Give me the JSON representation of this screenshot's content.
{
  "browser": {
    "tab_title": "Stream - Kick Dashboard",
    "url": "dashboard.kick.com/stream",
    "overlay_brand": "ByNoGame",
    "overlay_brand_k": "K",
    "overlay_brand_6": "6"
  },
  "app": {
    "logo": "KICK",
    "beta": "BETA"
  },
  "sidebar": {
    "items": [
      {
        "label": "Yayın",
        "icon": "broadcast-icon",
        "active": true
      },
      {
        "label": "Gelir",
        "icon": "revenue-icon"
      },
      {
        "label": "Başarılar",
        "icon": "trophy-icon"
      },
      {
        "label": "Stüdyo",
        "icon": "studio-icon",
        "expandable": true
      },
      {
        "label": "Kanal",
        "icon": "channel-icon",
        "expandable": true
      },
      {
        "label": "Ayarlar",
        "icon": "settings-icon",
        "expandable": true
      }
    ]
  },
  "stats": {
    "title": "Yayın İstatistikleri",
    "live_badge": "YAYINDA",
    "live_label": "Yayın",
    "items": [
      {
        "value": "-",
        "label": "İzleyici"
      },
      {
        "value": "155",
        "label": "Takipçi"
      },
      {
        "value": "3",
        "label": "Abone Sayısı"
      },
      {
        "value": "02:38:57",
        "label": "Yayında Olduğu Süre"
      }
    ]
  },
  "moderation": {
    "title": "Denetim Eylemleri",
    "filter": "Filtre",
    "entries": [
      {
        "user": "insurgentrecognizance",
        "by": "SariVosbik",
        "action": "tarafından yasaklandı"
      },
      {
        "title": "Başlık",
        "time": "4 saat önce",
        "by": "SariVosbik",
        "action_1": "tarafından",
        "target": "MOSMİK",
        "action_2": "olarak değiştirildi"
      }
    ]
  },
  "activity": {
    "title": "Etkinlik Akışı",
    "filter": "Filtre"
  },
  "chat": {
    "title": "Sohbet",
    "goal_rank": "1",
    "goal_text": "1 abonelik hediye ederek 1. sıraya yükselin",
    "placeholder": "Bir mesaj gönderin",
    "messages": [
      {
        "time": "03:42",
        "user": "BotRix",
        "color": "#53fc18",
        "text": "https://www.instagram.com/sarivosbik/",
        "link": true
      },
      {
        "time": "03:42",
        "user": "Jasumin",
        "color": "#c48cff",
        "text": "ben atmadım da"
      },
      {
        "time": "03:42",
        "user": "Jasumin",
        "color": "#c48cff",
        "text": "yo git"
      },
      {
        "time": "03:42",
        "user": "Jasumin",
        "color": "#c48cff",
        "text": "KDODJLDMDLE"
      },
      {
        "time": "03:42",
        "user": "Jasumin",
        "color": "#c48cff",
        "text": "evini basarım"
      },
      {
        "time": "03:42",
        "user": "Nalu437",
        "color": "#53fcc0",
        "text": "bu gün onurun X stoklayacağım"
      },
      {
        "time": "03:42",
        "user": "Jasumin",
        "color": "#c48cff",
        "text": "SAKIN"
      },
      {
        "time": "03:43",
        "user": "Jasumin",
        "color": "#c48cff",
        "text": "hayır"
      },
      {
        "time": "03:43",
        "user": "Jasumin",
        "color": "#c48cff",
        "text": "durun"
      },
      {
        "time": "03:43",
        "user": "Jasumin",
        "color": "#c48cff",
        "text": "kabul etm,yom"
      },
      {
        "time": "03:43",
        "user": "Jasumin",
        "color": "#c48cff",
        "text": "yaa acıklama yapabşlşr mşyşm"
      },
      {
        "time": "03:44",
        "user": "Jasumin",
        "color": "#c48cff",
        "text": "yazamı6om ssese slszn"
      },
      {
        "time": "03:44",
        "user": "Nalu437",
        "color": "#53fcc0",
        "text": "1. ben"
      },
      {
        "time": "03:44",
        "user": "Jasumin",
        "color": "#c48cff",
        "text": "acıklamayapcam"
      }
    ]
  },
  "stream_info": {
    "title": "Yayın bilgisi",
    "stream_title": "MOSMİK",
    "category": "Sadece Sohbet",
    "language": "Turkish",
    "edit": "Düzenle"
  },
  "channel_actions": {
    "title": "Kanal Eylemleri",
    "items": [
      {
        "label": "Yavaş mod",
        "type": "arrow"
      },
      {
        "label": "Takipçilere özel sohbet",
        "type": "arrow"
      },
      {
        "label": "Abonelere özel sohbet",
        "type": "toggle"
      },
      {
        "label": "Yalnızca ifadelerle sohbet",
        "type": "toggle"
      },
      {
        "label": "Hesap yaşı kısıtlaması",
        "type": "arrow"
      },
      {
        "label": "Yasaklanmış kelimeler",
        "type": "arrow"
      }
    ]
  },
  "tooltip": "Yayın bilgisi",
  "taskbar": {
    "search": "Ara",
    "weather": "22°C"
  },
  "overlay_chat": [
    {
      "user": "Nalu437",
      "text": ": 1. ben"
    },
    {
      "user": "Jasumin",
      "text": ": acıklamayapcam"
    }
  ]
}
# # # # # # #
## What is required
Reproduce the material in full, with no word added or dropped.

## Final result
Give me the JSON representation of this screenshot's content.
{
  "browser": {
    "tab_title": "Stream - Kick Dashboard",
    "url": "dashboard.kick.com/stream",
    "overlay_brand": "ByNoGame",
    "overlay_brand_k": "K",
    "overlay_brand_6": "6"
  },
  "app": {
    "logo": "KICK",
    "beta": "BETA"
  },
  "sidebar": {
    "items": [
      {
        "label": "Yayın",
        "icon": "broadcast-icon",
        "active": true
      },
      {
        "label": "Gelir",
        "icon": "revenue-icon"
      },
      {
        "label": "Başarılar",
        "icon": "trophy-icon"
      },
      {
        "label": "Stüdyo",
        "icon": "studio-icon",
        "expandable": true
      },
      {
        "label": "Kanal",
        "icon": "channel-icon",
        "expandable": true
      },
      {
        "label": "Ayarlar",
        "icon": "settings-icon",
        "expandable": true
      }
    ]
  },
  "stats": {
    "title": "Yayın İstatistikleri",
    "live_badge": "YAYINDA",
    "live_label": "Yayın",
    "items": [
      {
        "value": "-",
        "label": "İzleyici"
      },
      {
        "value": "155",
        "label": "Takipçi"
      },
      {
        "value": "3",
        "label": "Abone Sayısı"
      },
      {
        "value": "02:38:57",
        "label": "Yayında Olduğu Süre"
      }
    ]
  },
  "moderation": {
    "title": "Denetim Eylemleri",
    "filter": "Filtre",
    "entries": [
      {
        "user": "insurgentrecognizance",
        "by": "SariVosbik",
        "action": "tarafından yasaklandı"
      },
      {
        "title": "Başlık",
        "time": "4 saat önce",
        "by": "SariVosbik",
        "action_1": "tarafından",
        "target": "MOSMİK",
        "action_2": "olarak değiştirildi"
      }
    ]
  },
  "activity": {
    "title": "Etkinlik Akışı",
    "filter": "Filtre"
  },
  "chat": {
    "title": "Sohbet",
    "goal_rank": "1",
    "goal_text": "1 abonelik hediye ederek 1. sıraya yükselin",
    "placeholder": "Bir mesaj gönderin",
    "messages": [
      {
        "time": "03:42",
        "user": "BotRix",
        "color": "#53fc18",
        "text": "https://www.instagram.com/sarivosbik/",
        "link": true
      },
      {
        "time": "03:42",
        "user": "Jasumin",
        "color": "#c48cff",
        "text": "ben atmadım da"
      },
      {
        "time": "03:42",
        "user": "Jasumin",
        "color": "#c48cff",
        "text": "yo git"
      },
      {
        "time": "03:42",
        "user": "Jasumin",
        "color": "#c48cff",
        "text": "KDODJLDMDLE"
      },
      {
        "time": "03:42",
        "user": "Jasumin",
        "color": "#c48cff",
        "text": "evini basarım"
      },
      {
        "time": "03:42",
        "user": "Nalu437",
        "color": "#53fcc0",
        "text": "bu gün onurun X stoklayacağım"
      },
      {
        "time": "03:42",
        "user": "Jasumin",
        "color": "#c48cff",
        "text": "SAKIN"
      },
      {
        "time": "03:43",
        "user": "Jasumin",
        "color": "#c48cff",
        "text": "hayır"
      },
      {
        "time": "03:43",
        "user": "Jasumin",
        "color": "#c48cff",
        "text": "durun"
      },
      {
        "time": "03:43",
        "user": "Jasumin",
        "color": "#c48cff",
        "text": "kabul etm,yom"
      },
      {
        "time": "03:43",
        "user": "Jasumin",
        "color": "#c48cff",
        "text": "yaa acıklama yapabşlşr mşyşm"
      },
      {
        "time": "03:44",
        "user": "Jasumin",
        "color": "#c48cff",
        "text": "yazamı6om ssese slszn"
      },
      {
        "time": "03:44",
        "user": "Nalu437",
        "color": "#53fcc0",
        "text": "1. ben"
      },
      {
        "time": "03:44",
        "user": "Jasumin",
        "color": "#c48cff",
        "text": "acıklamayapcam"
      }
    ]
  },
  "stream_info": {
    "title": "Yayın bilgisi",
    "stream_title": "MOSMİK",
    "category": "Sadece Sohbet",
    "language": "Turkish",
    "edit": "Düzenle"
  },
  "channel_actions": {
    "title": "Kanal Eylemleri",
    "items": [
      {
        "label": "Yavaş mod",
        "type": "arrow"
      },
      {
        "label": "Takipçilere özel sohbet",
        "type": "arrow"
      },
      {
        "label": "Abonelere özel sohbet",
        "type": "toggle"
      },
      {
        "label": "Yalnızca ifadelerle sohbet",
        "type": "toggle"
      },
      {
        "label": "Hesap yaşı kısıtlaması",
        "type": "arrow"
      },
      {
        "label": "Yasaklanmış kelimeler",
        "type": "arrow"
      }
    ]
  },
  "tooltip": "Yayın bilgisi",
  "taskbar": {
    "search": "Ara",
    "weather": "22°C"
  },
  "overlay_chat": [
    {
      "user": "Nalu437",
      "text": ": 1. ben"
    },
    {
      "user": "Jasumin",
      "text": ": acıklamayapcam"
    }
  ]
}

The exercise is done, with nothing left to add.